■ Records provided
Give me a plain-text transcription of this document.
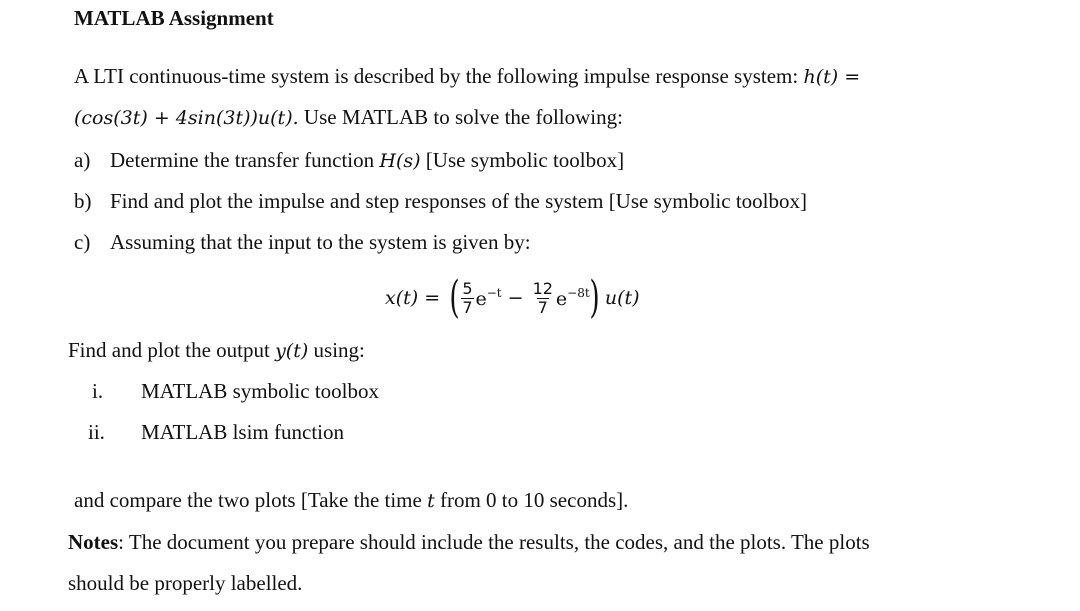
MATLAB Assignment
A LTI continuous-time system is described by the following impulse response system: h(t) =
(cos(3t) + 4sin(3t))u(t). Use MATLAB to solve the following:
a) Determine the transfer function H(s) [Use symbolic toolbox]
b) Find and plot the impulse and step responses of the system [Use symbolic toolbox]
c) Assuming that the input to the system is given by:
x(t) = ( $\frac{5}{7} e^{-t} - \frac{12}{7} e^{-8t}$ ) u(t)
Find and plot the output y(t) using:
i. MATLAB symbolic toolbox
ii. MATLAB lsim function
and compare the two plots [Take the time t from 0 to 10 seconds].
Notes: The document you prepare should include the results, the codes, and the plots. The plots
should be properly labelled.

■ Goal of the exercise
Give the data again exactly as written, with all pictures left out.

■ Right answer
Give me a plain-text transcription of this document.
MATLAB Assignment
A LTI continuous-time system is described by the following impulse response system: h(t) =
(cos(3t) + 4sin(3t))u(t). Use MATLAB to solve the following:
a) Determine the transfer function H(s) [Use symbolic toolbox]
b) Find and plot the impulse and step responses of the system [Use symbolic toolbox]
c) Assuming that the input to the system is given by:
x(t) = ( $\frac{5}{7} e^{-t} - \frac{12}{7} e^{-8t}$ ) u(t)
Find and plot the output y(t) using:
i. MATLAB symbolic toolbox
ii. MATLAB lsim function
and compare the two plots [Take the time t from 0 to 10 seconds].
Notes: The document you prepare should include the results, the codes, and the plots. The plots
should be properly labelled.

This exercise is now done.